> _Work to be completed_
Reproduce the passage of the Laminar overview between "Laminar is an" and "and return value.", inclusive, word for word.

> _Text excerpt_
▬▬▬▬▬▬

Fetch the complete documentation index at: https://laminar.sh/docs/llms.txt

Use this file to discover all available pages before exploring further.

Overview

Laminar is an open-source, OpenTelemetry-native observability platform for the OpenAI Agents SDK (Python, TypeScript). Trace, debug, and monitor every agent turn, tool call, handoff, and sub-agent with a single Laminar.initialize() call. Self-host via Helm or use managed cloud. The OpenAI Agents SDK lets you build agent workflows with Agent, Runner.run / run, function tools, and handoffs between specialists. Laminar hooks into the SDK’s built-in trace processor to mirror every agent span into Laminar, plus adds the system instructions so the full prompt is visible in the trace. What Laminar captures:
  • The root agent workflow, each agents.task, and every agents.turn with the model, prompt, response, token counts, latency, and cost.
  • Every function_tool invocation, with arguments and return value.
  • Handoffs between agents, with the destination agent’s turns nested under the handoff span.
  • Agents invoked as tools (Agent.as_tool / Agent.asTool), with the sub-agent’s full run nested under the tool call.
  • Sandbox sessions (Python only) started via SandboxRunConfig, including manifest materialization and shell/file tool calls.
  • Agent instructions prepended to the input messages on every LLM span.

▬▬▬▬▬▬

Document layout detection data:

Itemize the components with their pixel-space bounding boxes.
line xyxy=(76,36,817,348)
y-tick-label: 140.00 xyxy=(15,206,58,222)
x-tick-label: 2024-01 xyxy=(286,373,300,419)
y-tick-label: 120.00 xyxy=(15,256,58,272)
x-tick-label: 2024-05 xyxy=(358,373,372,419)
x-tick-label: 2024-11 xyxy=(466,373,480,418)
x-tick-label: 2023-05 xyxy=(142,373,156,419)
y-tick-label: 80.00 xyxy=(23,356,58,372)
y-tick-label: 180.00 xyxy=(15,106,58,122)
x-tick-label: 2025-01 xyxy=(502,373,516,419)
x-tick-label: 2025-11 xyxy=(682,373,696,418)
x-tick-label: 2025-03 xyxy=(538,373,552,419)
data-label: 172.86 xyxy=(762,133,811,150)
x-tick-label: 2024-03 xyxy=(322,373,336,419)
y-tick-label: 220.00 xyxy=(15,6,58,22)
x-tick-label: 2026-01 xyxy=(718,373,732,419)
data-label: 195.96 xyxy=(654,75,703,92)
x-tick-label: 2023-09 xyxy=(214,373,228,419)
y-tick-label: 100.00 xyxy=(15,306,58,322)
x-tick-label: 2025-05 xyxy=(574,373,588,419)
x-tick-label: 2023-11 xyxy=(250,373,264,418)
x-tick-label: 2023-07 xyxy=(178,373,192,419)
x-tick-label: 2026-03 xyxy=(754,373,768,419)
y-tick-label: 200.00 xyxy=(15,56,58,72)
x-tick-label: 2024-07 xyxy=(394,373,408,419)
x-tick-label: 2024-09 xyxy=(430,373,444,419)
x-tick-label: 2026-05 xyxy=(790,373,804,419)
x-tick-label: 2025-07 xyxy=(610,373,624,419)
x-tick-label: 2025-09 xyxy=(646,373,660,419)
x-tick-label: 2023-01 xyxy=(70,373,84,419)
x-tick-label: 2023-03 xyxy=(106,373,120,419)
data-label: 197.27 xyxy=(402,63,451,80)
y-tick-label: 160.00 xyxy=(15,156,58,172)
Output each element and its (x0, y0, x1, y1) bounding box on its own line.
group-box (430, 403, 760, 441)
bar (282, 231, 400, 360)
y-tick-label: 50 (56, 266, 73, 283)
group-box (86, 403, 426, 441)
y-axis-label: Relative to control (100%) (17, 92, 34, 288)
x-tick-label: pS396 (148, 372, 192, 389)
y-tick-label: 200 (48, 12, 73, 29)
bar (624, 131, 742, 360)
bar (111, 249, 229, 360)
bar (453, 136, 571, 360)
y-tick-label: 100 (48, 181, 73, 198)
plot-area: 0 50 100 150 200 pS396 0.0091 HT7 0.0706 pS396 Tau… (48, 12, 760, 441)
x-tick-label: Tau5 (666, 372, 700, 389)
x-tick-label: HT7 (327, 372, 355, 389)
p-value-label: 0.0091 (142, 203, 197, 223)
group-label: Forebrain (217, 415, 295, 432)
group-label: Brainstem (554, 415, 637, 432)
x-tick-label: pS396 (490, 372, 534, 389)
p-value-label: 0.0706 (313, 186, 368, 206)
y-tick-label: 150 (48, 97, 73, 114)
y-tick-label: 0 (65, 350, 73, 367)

▬▬▬▬▬▬

> _Solution for this task_
Laminar is an open-source, OpenTelemetry-native observability platform for the OpenAI Agents SDK (Python, TypeScript). Trace, debug, and monitor every agent turn, tool call, handoff, and sub-agent with a single Laminar.initialize() call. Self-host via Helm or use managed cloud. The OpenAI Agents SDK lets you build agent workflows with Agent, Runner.run / run, function tools, and handoffs between specialists. Laminar hooks into the SDK’s built-in trace processor to mirror every agent span into Laminar, plus adds the system instructions so the full prompt is visible in the trace. What Laminar captures:
  • The root agent workflow, each agents.task, and every agents.turn with the model, prompt, response, token counts, latency, and cost.
  • Every function_tool invocation, with arguments and return value.